++++ RECORDS FOR PROCESSING
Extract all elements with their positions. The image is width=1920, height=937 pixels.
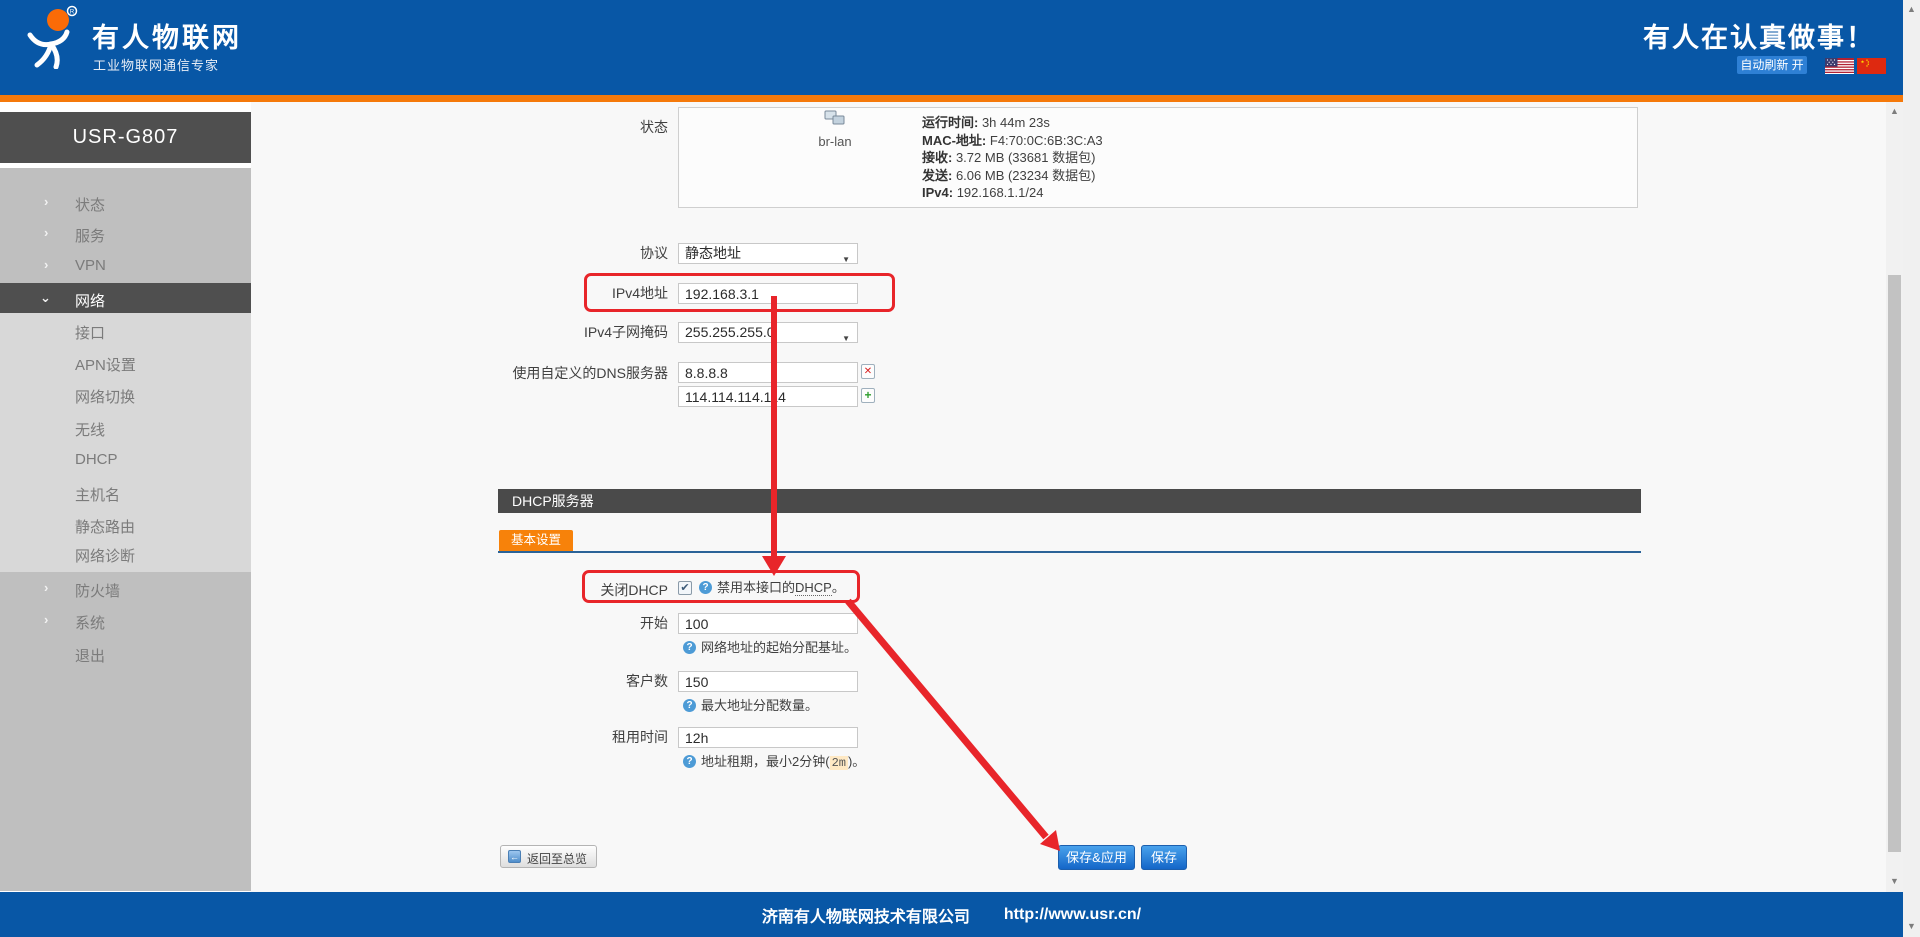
dhcp-start-input[interactable] — [678, 613, 858, 634]
status-rx: 接收: 3.72 MB (33681 数据包) — [922, 149, 1103, 167]
help-icon: ? — [683, 755, 696, 768]
save-button[interactable]: 保存 — [1141, 845, 1187, 870]
auto-refresh-toggle[interactable]: 自动刷新 开 — [1737, 56, 1807, 74]
sidebar-item-static-routes[interactable]: 静态路由 — [0, 514, 251, 536]
protocol-select[interactable]: 静态地址▼ — [678, 243, 858, 264]
footer-company: 济南有人物联网技术有限公司 — [762, 903, 970, 927]
status-mac: MAC-地址: F4:70:0C:6B:3C:A3 — [922, 132, 1103, 150]
sidebar-item-apn-settings[interactable]: APN设置 — [0, 352, 251, 374]
help-icon: ? — [683, 699, 696, 712]
disable-dhcp-help: 禁用本接口的DHCP。 — [717, 580, 845, 596]
sidebar-item-dhcp[interactable]: DHCP — [0, 449, 251, 471]
scroll-up-icon[interactable]: ▲ — [1903, 4, 1920, 14]
min-lease-code: 2m — [830, 756, 848, 770]
dhcp-abbr: DHCP — [795, 580, 832, 596]
brand-title: 有人物联网 — [92, 16, 242, 55]
tab-basic-settings[interactable]: 基本设置 — [499, 530, 573, 551]
chevron-right-icon: › — [44, 257, 48, 272]
dhcp-start-help: 网络地址的起始分配基址。 — [701, 640, 857, 656]
back-to-overview-button[interactable]: ← 返回至总览 — [500, 845, 597, 868]
interface-name: br-lan — [790, 134, 880, 149]
sidebar-item-network[interactable]: ⌄网络 — [0, 288, 251, 310]
protocol-label: 协议 — [400, 243, 668, 263]
header-accent-bar — [0, 95, 1903, 102]
dhcp-leasetime-label: 租用时间 — [400, 727, 668, 747]
sidebar-item-logout[interactable]: 退出 — [0, 643, 251, 665]
interface-column: br-lan — [790, 110, 880, 149]
dns-input-2[interactable] — [678, 386, 858, 407]
page-footer: 济南有人物联网技术有限公司 http://www.usr.cn/ — [0, 892, 1903, 937]
dhcp-limit-help: 最大地址分配数量。 — [701, 698, 818, 714]
sidebar-item-status[interactable]: ›状态 — [0, 192, 251, 214]
custom-dns-label: 使用自定义的DNS服务器 — [400, 363, 668, 383]
sidebar-item-system[interactable]: ›系统 — [0, 610, 251, 632]
dns-input-1[interactable] — [678, 362, 858, 383]
dhcp-start-label: 开始 — [400, 613, 668, 633]
window-scrollbar-track[interactable] — [1903, 0, 1920, 937]
interface-status-details: 运行时间: 3h 44m 23s MAC-地址: F4:70:0C:6B:3C:… — [922, 114, 1103, 202]
sidebar-item-firewall[interactable]: ›防火墙 — [0, 578, 251, 600]
chevron-right-icon: › — [44, 580, 48, 595]
dropdown-caret-icon: ▼ — [842, 329, 850, 348]
device-model-title: USR-G807 — [0, 112, 251, 163]
disable-dhcp-label: 关闭DHCP — [400, 580, 668, 600]
tab-underline — [498, 551, 1641, 553]
back-arrow-icon: ← — [508, 850, 521, 863]
sidebar-item-network-switch[interactable]: 网络切换 — [0, 384, 251, 406]
dhcp-limit-input[interactable] — [678, 671, 858, 692]
dns-remove-icon[interactable]: ✕ — [861, 364, 875, 379]
ipv4-address-input[interactable] — [678, 283, 858, 304]
status-label: 状态 — [400, 117, 668, 137]
chevron-right-icon: › — [44, 194, 48, 209]
sidebar-item-diagnostics[interactable]: 网络诊断 — [0, 543, 251, 565]
sidebar-item-interfaces[interactable]: 接口 — [0, 320, 251, 342]
status-uptime: 运行时间: 3h 44m 23s — [922, 114, 1103, 132]
chevron-right-icon: › — [44, 612, 48, 627]
save-apply-button[interactable]: 保存&应用 — [1058, 845, 1135, 870]
dhcp-limit-label: 客户数 — [400, 671, 668, 691]
ipv4-address-label: IPv4地址 — [400, 283, 668, 303]
sidebar-item-hostname[interactable]: 主机名 — [0, 482, 251, 504]
sidebar-item-vpn[interactable]: ›VPN — [0, 255, 251, 277]
netmask-label: IPv4子网掩码 — [400, 322, 668, 342]
bridge-interface-icon — [824, 110, 846, 126]
sidebar-item-wireless[interactable]: 无线 — [0, 417, 251, 439]
router-admin-page: R 有人物联网 工业物联网通信专家 有人在认真做事！ 自动刷新 开 USR-G8… — [0, 0, 1920, 937]
language-chinese-flag-icon[interactable] — [1857, 58, 1886, 74]
disable-dhcp-checkbox[interactable]: ✔ — [678, 581, 692, 595]
chevron-right-icon: › — [44, 225, 48, 240]
sidebar-item-services[interactable]: ›服务 — [0, 223, 251, 245]
help-icon: ? — [699, 581, 712, 594]
svg-text:R: R — [70, 10, 75, 16]
brand-subtitle: 工业物联网通信专家 — [93, 55, 219, 74]
dns-add-icon[interactable]: + — [861, 388, 875, 403]
dhcp-leasetime-help: 地址租期，最小2分钟(2m)。 — [701, 754, 865, 770]
footer-url-link[interactable]: http://www.usr.cn/ — [1004, 906, 1141, 924]
status-tx: 发送: 6.06 MB (23234 数据包) — [922, 167, 1103, 185]
content-scrollbar-thumb[interactable] — [1888, 275, 1901, 852]
top-header: R 有人物联网 工业物联网通信专家 有人在认真做事！ 自动刷新 开 — [0, 0, 1903, 95]
help-icon: ? — [683, 641, 696, 654]
dropdown-caret-icon: ▼ — [842, 250, 850, 269]
header-slogan: 有人在认真做事！ — [1643, 16, 1875, 55]
status-ipv4: IPv4: 192.168.1.1/24 — [922, 184, 1103, 202]
chevron-down-icon: ⌄ — [40, 290, 51, 306]
content-scroll-down-icon[interactable]: ▼ — [1886, 876, 1903, 886]
language-english-flag-icon[interactable] — [1825, 58, 1854, 74]
scroll-down-icon[interactable]: ▼ — [1903, 921, 1920, 931]
usr-logo-icon: R — [20, 5, 78, 69]
content-scroll-up-icon[interactable]: ▲ — [1886, 106, 1903, 116]
dhcp-leasetime-input[interactable] — [678, 727, 858, 748]
netmask-select[interactable]: 255.255.255.0▼ — [678, 322, 858, 343]
dhcp-section-header: DHCP服务器 — [498, 489, 1641, 513]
++++++++
**GIVEN EXERCISE:**
Can you copy every line of the entries above character for character, leaving out the pictures?

**EXERCISE SOLUTION:**
Extract all elements with their positions. The image is width=1920, height=937 pixels.
dhcp-start-input[interactable] — [678, 613, 858, 634]
status-rx: 接收: 3.72 MB (33681 数据包) — [922, 149, 1103, 167]
help-icon: ? — [683, 755, 696, 768]
save-button[interactable]: 保存 — [1141, 845, 1187, 870]
auto-refresh-toggle[interactable]: 自动刷新 开 — [1737, 56, 1807, 74]
sidebar-item-static-routes[interactable]: 静态路由 — [0, 514, 251, 536]
protocol-select[interactable]: 静态地址▼ — [678, 243, 858, 264]
footer-company: 济南有人物联网技术有限公司 — [762, 903, 970, 927]
status-mac: MAC-地址: F4:70:0C:6B:3C:A3 — [922, 132, 1103, 150]
sidebar-item-apn-settings[interactable]: APN设置 — [0, 352, 251, 374]
help-icon: ? — [683, 699, 696, 712]
disable-dhcp-help: 禁用本接口的DHCP。 — [717, 580, 845, 596]
sidebar-item-dhcp[interactable]: DHCP — [0, 449, 251, 471]
scroll-up-icon[interactable]: ▲ — [1903, 4, 1920, 14]
min-lease-code: 2m — [830, 756, 848, 770]
dhcp-abbr: DHCP — [795, 580, 832, 596]
brand-title: 有人物联网 — [92, 16, 242, 55]
tab-basic-settings[interactable]: 基本设置 — [499, 530, 573, 551]
chevron-right-icon: › — [44, 257, 48, 272]
dhcp-start-help: 网络地址的起始分配基址。 — [701, 640, 857, 656]
back-to-overview-button[interactable]: ← 返回至总览 — [500, 845, 597, 868]
interface-name: br-lan — [790, 134, 880, 149]
sidebar-item-network[interactable]: ⌄网络 — [0, 288, 251, 310]
protocol-label: 协议 — [400, 243, 668, 263]
header-accent-bar — [0, 95, 1903, 102]
dhcp-leasetime-label: 租用时间 — [400, 727, 668, 747]
sidebar-item-logout[interactable]: 退出 — [0, 643, 251, 665]
interface-column: br-lan — [790, 110, 880, 149]
dns-input-2[interactable] — [678, 386, 858, 407]
page-footer: 济南有人物联网技术有限公司 http://www.usr.cn/ — [0, 892, 1903, 937]
dhcp-limit-help: 最大地址分配数量。 — [701, 698, 818, 714]
sidebar-item-status[interactable]: ›状态 — [0, 192, 251, 214]
custom-dns-label: 使用自定义的DNS服务器 — [400, 363, 668, 383]
sidebar-item-system[interactable]: ›系统 — [0, 610, 251, 632]
dns-input-1[interactable] — [678, 362, 858, 383]
dhcp-start-label: 开始 — [400, 613, 668, 633]
window-scrollbar-track[interactable] — [1903, 0, 1920, 937]
interface-status-details: 运行时间: 3h 44m 23s MAC-地址: F4:70:0C:6B:3C:… — [922, 114, 1103, 202]
sidebar-item-firewall[interactable]: ›防火墙 — [0, 578, 251, 600]
chevron-right-icon: › — [44, 580, 48, 595]
dropdown-caret-icon: ▼ — [842, 329, 850, 348]
device-model-title: USR-G807 — [0, 112, 251, 163]
disable-dhcp-label: 关闭DHCP — [400, 580, 668, 600]
tab-underline — [498, 551, 1641, 553]
back-arrow-icon: ← — [508, 850, 521, 863]
sidebar-item-network-switch[interactable]: 网络切换 — [0, 384, 251, 406]
dhcp-limit-input[interactable] — [678, 671, 858, 692]
dns-remove-icon[interactable]: ✕ — [861, 364, 875, 379]
ipv4-address-input[interactable] — [678, 283, 858, 304]
status-label: 状态 — [400, 117, 668, 137]
chevron-right-icon: › — [44, 194, 48, 209]
sidebar-item-diagnostics[interactable]: 网络诊断 — [0, 543, 251, 565]
sidebar-item-interfaces[interactable]: 接口 — [0, 320, 251, 342]
status-uptime: 运行时间: 3h 44m 23s — [922, 114, 1103, 132]
chevron-right-icon: › — [44, 612, 48, 627]
save-apply-button[interactable]: 保存&应用 — [1058, 845, 1135, 870]
dhcp-limit-label: 客户数 — [400, 671, 668, 691]
ipv4-address-label: IPv4地址 — [400, 283, 668, 303]
sidebar-item-hostname[interactable]: 主机名 — [0, 482, 251, 504]
sidebar-item-vpn[interactable]: ›VPN — [0, 255, 251, 277]
netmask-label: IPv4子网掩码 — [400, 322, 668, 342]
bridge-interface-icon — [824, 110, 846, 126]
sidebar-item-wireless[interactable]: 无线 — [0, 417, 251, 439]
router-admin-page: R 有人物联网 工业物联网通信专家 有人在认真做事！ 自动刷新 开 USR-G8… — [0, 0, 1920, 937]
language-chinese-flag-icon[interactable] — [1857, 58, 1886, 74]
disable-dhcp-checkbox[interactable]: ✔ — [678, 581, 692, 595]
chevron-right-icon: › — [44, 225, 48, 240]
sidebar-item-services[interactable]: ›服务 — [0, 223, 251, 245]
help-icon: ? — [699, 581, 712, 594]
svg-text:R: R — [70, 10, 75, 16]
brand-subtitle: 工业物联网通信专家 — [93, 55, 219, 74]
dns-add-icon[interactable]: + — [861, 388, 875, 403]
dhcp-leasetime-help: 地址租期，最小2分钟(2m)。 — [701, 754, 865, 770]
footer-url-link[interactable]: http://www.usr.cn/ — [1004, 906, 1141, 924]
status-tx: 发送: 6.06 MB (23234 数据包) — [922, 167, 1103, 185]
content-scrollbar-thumb[interactable] — [1888, 275, 1901, 852]
top-header: R 有人物联网 工业物联网通信专家 有人在认真做事！ 自动刷新 开 — [0, 0, 1903, 95]
help-icon: ? — [683, 641, 696, 654]
dropdown-caret-icon: ▼ — [842, 250, 850, 269]
header-slogan: 有人在认真做事！ — [1643, 16, 1875, 55]
status-ipv4: IPv4: 192.168.1.1/24 — [922, 184, 1103, 202]
chevron-down-icon: ⌄ — [40, 290, 51, 306]
content-scroll-down-icon[interactable]: ▼ — [1886, 876, 1903, 886]
language-english-flag-icon[interactable] — [1825, 58, 1854, 74]
scroll-down-icon[interactable]: ▼ — [1903, 921, 1920, 931]
usr-logo-icon: R — [20, 5, 78, 69]
content-scroll-up-icon[interactable]: ▲ — [1886, 106, 1903, 116]
dhcp-leasetime-input[interactable] — [678, 727, 858, 748]
netmask-select[interactable]: 255.255.255.0▼ — [678, 322, 858, 343]
dhcp-section-header: DHCP服务器 — [498, 489, 1641, 513]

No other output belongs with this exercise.